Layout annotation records

↓↓↓

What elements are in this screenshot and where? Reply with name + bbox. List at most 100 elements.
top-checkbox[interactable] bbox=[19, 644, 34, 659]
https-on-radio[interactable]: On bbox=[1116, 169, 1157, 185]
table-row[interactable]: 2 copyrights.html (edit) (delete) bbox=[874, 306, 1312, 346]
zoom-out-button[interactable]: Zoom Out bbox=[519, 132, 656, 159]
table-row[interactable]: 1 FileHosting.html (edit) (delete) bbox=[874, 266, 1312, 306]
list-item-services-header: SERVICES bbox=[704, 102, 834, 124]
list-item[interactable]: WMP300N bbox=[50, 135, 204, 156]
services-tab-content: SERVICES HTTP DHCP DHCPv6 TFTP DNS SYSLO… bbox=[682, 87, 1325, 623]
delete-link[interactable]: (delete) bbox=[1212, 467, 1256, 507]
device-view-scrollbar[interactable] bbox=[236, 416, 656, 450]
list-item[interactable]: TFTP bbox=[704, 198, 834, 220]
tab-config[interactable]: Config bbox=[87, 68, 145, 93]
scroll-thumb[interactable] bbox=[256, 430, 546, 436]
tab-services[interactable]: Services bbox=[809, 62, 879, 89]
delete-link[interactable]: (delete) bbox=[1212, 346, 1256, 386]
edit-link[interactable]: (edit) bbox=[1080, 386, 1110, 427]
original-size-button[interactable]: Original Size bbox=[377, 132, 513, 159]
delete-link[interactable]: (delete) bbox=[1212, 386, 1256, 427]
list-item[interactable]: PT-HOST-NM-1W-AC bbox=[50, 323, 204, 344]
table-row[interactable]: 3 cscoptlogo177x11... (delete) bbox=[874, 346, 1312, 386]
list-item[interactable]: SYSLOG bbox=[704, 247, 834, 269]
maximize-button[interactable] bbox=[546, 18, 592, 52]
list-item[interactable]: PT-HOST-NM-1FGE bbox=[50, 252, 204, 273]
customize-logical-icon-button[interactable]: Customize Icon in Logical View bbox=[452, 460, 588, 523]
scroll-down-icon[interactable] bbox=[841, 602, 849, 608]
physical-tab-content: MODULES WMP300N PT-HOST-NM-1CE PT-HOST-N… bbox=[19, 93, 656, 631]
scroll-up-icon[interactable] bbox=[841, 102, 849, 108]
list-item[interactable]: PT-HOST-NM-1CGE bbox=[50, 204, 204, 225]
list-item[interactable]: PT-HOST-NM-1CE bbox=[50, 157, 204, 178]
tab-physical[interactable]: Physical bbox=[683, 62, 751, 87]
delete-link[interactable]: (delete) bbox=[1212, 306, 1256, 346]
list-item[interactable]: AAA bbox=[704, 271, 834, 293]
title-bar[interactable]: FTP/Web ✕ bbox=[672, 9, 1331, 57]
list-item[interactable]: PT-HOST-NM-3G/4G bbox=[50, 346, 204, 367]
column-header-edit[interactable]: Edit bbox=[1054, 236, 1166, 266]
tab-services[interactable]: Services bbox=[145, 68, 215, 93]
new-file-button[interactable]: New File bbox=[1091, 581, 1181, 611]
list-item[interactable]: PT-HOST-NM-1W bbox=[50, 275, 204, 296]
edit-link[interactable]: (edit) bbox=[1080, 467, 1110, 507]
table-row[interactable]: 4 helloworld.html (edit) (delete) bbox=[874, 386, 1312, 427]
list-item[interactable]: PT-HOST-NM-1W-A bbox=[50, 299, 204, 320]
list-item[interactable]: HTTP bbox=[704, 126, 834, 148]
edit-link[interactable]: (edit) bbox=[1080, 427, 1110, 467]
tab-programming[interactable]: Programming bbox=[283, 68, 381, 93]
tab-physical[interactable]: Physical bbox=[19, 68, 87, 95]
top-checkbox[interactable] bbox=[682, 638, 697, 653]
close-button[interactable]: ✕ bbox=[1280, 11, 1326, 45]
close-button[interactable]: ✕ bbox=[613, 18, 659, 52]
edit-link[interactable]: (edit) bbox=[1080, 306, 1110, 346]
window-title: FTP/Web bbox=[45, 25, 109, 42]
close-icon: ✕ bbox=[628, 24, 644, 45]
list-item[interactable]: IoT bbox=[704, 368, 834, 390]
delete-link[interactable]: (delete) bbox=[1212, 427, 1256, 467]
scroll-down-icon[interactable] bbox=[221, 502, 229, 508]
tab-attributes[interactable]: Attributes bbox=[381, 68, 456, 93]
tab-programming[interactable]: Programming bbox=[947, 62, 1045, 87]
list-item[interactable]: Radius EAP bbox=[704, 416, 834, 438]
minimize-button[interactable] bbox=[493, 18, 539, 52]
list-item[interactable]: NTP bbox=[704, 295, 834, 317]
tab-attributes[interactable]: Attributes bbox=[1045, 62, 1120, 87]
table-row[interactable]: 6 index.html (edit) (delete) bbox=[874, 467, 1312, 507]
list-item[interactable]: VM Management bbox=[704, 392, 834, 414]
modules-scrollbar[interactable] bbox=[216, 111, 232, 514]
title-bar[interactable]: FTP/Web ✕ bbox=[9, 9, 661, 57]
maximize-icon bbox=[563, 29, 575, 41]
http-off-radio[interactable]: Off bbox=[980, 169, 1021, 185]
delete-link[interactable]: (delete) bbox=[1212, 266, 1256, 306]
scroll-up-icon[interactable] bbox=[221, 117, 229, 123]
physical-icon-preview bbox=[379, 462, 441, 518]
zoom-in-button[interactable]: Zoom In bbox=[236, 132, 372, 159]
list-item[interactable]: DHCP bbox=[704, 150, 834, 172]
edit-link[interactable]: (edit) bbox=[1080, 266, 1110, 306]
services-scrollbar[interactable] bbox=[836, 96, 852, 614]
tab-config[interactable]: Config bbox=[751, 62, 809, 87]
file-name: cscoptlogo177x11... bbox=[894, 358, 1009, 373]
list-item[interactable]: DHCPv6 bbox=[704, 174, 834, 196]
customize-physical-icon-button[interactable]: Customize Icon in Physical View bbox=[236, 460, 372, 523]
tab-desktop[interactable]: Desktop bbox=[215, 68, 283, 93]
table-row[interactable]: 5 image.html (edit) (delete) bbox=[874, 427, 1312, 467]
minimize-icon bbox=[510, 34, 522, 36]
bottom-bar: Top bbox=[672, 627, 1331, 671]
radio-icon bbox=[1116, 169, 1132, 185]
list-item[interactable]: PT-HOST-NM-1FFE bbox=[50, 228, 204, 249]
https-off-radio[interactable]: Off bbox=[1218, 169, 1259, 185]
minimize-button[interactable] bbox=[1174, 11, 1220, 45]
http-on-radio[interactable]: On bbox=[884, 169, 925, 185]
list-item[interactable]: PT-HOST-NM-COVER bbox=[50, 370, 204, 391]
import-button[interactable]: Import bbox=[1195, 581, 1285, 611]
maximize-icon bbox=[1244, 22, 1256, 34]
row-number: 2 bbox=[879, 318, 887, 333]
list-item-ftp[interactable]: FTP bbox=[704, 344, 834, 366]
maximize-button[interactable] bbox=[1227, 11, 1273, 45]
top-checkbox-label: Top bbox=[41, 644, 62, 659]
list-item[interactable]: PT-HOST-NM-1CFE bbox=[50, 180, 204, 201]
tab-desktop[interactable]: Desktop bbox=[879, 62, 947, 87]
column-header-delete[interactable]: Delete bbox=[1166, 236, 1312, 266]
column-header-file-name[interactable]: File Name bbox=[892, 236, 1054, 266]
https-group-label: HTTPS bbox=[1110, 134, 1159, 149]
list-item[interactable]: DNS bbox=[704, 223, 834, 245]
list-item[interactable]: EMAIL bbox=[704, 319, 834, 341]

↑↑↑

• Job
Starting from the beginning of the records and going on through the line with "table-row[interactable]: 1 FileHosting.html", give those lines as a numbered list, leaving out any blank lines.

• Task result
1. What elements are in this screenshot and where? Reply with name + bbox. List at most 100 elements.
2. top-checkbox[interactable] bbox=[19, 644, 34, 659]
3. https-on-radio[interactable]: On bbox=[1116, 169, 1157, 185]
4. table-row[interactable]: 2 copyrights.html (edit) (delete) bbox=[874, 306, 1312, 346]
5. zoom-out-button[interactable]: Zoom Out bbox=[519, 132, 656, 159]
6. table-row[interactable]: 1 FileHosting.html (edit) (delete) bbox=[874, 266, 1312, 306]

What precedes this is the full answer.